**Problem details**
Extract the data exactly, missing nothing.

**Task material**
---------------
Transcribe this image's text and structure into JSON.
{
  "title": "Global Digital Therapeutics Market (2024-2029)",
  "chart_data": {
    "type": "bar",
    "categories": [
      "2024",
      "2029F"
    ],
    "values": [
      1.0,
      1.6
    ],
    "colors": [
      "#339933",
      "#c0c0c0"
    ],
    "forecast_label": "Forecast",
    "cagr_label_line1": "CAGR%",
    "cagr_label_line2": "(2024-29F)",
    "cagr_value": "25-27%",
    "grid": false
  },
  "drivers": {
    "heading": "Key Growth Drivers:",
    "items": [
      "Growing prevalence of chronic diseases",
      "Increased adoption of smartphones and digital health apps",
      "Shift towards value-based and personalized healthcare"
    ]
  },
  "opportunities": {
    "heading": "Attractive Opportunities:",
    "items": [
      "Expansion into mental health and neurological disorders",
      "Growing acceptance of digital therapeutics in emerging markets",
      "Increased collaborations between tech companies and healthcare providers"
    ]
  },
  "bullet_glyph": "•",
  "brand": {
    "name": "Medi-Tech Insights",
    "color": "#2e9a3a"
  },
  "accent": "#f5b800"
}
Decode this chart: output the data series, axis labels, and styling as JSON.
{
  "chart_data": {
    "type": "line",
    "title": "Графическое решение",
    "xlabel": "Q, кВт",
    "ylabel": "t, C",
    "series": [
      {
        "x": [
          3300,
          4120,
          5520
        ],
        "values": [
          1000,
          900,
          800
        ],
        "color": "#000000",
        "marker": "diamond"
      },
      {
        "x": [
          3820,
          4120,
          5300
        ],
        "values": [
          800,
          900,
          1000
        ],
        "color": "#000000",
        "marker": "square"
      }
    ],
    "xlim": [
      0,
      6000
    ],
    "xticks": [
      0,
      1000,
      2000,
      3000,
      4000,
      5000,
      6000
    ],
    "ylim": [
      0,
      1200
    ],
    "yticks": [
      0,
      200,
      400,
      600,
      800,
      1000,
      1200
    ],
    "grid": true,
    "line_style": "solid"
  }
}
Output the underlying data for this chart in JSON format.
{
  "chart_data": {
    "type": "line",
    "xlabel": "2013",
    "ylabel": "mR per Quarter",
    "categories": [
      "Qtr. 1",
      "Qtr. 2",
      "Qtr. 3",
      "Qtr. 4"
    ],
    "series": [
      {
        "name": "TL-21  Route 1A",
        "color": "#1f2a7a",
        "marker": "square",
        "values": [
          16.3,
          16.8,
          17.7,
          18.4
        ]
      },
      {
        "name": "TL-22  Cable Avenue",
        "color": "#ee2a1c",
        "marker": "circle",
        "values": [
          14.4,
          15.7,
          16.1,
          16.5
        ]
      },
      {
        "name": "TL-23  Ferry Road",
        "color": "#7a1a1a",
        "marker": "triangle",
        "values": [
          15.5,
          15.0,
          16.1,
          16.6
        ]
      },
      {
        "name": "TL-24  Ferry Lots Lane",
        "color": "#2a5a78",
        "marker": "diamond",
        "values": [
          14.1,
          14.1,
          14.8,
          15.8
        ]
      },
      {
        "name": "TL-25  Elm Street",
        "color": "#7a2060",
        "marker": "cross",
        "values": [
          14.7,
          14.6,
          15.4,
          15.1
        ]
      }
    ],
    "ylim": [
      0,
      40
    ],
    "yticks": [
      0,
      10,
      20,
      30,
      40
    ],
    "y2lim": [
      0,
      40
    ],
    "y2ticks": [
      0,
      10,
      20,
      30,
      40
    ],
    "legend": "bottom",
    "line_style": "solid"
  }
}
---------------
**The result**
Transcribe this image's text and structure into JSON.
{
  "title": "Global Digital Therapeutics Market (2024-2029)",
  "chart_data": {
    "type": "bar",
    "categories": [
      "2024",
      "2029F"
    ],
    "values": [
      1.0,
      1.6
    ],
    "colors": [
      "#339933",
      "#c0c0c0"
    ],
    "forecast_label": "Forecast",
    "cagr_label_line1": "CAGR%",
    "cagr_label_line2": "(2024-29F)",
    "cagr_value": "25-27%",
    "grid": false
  },
  "drivers": {
    "heading": "Key Growth Drivers:",
    "items": [
      "Growing prevalence of chronic diseases",
      "Increased adoption of smartphones and digital health apps",
      "Shift towards value-based and personalized healthcare"
    ]
  },
  "opportunities": {
    "heading": "Attractive Opportunities:",
    "items": [
      "Expansion into mental health and neurological disorders",
      "Growing acceptance of digital therapeutics in emerging markets",
      "Increased collaborations between tech companies and healthcare providers"
    ]
  },
  "bullet_glyph": "•",
  "brand": {
    "name": "Medi-Tech Insights",
    "color": "#2e9a3a"
  },
  "accent": "#f5b800"
}
Decode this chart: output the data series, axis labels, and styling as JSON.
{
  "chart_data": {
    "type": "line",
    "title": "Графическое решение",
    "xlabel": "Q, кВт",
    "ylabel": "t, C",
    "series": [
      {
        "x": [
          3300,
          4120,
          5520
        ],
        "values": [
          1000,
          900,
          800
        ],
        "color": "#000000",
        "marker": "diamond"
      },
      {
        "x": [
          3820,
          4120,
          5300
        ],
        "values": [
          800,
          900,
          1000
        ],
        "color": "#000000",
        "marker": "square"
      }
    ],
    "xlim": [
      0,
      6000
    ],
    "xticks": [
      0,
      1000,
      2000,
      3000,
      4000,
      5000,
      6000
    ],
    "ylim": [
      0,
      1200
    ],
    "yticks": [
      0,
      200,
      400,
      600,
      800,
      1000,
      1200
    ],
    "grid": true,
    "line_style": "solid"
  }
}
Output the underlying data for this chart in JSON format.
{
  "chart_data": {
    "type": "line",
    "xlabel": "2013",
    "ylabel": "mR per Quarter",
    "categories": [
      "Qtr. 1",
      "Qtr. 2",
      "Qtr. 3",
      "Qtr. 4"
    ],
    "series": [
      {
        "name": "TL-21  Route 1A",
        "color": "#1f2a7a",
        "marker": "square",
        "values": [
          16.3,
          16.8,
          17.7,
          18.4
        ]
      },
      {
        "name": "TL-22  Cable Avenue",
        "color": "#ee2a1c",
        "marker": "circle",
        "values": [
          14.4,
          15.7,
          16.1,
          16.5
        ]
      },
      {
        "name": "TL-23  Ferry Road",
        "color": "#7a1a1a",
        "marker": "triangle",
        "values": [
          15.5,
          15.0,
          16.1,
          16.6
        ]
      },
      {
        "name": "TL-24  Ferry Lots Lane",
        "color": "#2a5a78",
        "marker": "diamond",
        "values": [
          14.1,
          14.1,
          14.8,
          15.8
        ]
      },
      {
        "name": "TL-25  Elm Street",
        "color": "#7a2060",
        "marker": "cross",
        "values": [
          14.7,
          14.6,
          15.4,
          15.1
        ]
      }
    ],
    "ylim": [
      0,
      40
    ],
    "yticks": [
      0,
      10,
      20,
      30,
      40
    ],
    "y2lim": [
      0,
      40
    ],
    "y2ticks": [
      0,
      10,
      20,
      30,
      40
    ],
    "legend": "bottom",
    "line_style": "solid"
  }
}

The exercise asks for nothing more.